_Work required_
Every line below that holds the string "name" should be copied out.

--------

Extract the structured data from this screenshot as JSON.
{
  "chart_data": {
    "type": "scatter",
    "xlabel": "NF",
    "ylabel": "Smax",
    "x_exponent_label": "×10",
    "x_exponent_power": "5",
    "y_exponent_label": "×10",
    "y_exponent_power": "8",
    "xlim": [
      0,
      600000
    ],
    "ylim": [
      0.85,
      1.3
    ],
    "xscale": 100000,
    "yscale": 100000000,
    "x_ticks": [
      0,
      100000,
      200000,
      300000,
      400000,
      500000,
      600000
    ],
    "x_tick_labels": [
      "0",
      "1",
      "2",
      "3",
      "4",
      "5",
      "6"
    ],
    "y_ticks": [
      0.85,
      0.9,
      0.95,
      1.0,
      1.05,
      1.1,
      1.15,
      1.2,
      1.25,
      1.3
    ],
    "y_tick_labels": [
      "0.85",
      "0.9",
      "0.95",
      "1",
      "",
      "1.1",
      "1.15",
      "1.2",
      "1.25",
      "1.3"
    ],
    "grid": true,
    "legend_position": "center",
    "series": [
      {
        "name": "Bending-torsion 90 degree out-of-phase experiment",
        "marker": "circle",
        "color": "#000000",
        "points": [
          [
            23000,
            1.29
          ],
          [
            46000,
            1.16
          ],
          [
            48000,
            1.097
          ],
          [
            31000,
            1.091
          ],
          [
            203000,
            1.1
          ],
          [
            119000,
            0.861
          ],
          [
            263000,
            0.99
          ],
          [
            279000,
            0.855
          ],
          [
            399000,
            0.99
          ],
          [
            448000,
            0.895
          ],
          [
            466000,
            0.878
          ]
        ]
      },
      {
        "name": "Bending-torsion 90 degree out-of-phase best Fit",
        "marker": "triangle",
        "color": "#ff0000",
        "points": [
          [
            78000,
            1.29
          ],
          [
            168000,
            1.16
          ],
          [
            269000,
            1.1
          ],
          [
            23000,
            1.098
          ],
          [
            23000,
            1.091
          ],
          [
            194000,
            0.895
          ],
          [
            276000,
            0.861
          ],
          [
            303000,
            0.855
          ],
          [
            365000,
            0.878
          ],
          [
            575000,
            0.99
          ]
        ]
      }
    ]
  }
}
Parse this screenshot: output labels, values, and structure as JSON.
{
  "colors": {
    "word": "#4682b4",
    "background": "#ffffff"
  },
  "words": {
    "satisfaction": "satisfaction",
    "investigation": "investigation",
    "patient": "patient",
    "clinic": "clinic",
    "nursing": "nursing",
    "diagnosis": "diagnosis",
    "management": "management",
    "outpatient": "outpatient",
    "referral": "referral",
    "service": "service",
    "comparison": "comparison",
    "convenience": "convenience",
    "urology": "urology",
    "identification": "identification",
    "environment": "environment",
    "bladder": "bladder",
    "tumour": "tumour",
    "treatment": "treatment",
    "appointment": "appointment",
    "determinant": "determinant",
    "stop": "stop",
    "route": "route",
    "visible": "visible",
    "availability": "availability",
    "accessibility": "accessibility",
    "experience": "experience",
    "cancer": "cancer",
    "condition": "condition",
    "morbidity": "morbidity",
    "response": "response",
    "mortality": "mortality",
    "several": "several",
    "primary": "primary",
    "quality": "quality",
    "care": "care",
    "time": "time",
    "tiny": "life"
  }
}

--------

_Correct answer_
        "name": "Bending-torsion 90 degree out-of-phase experiment",
        "name": "Bending-torsion 90 degree out-of-phase best Fit",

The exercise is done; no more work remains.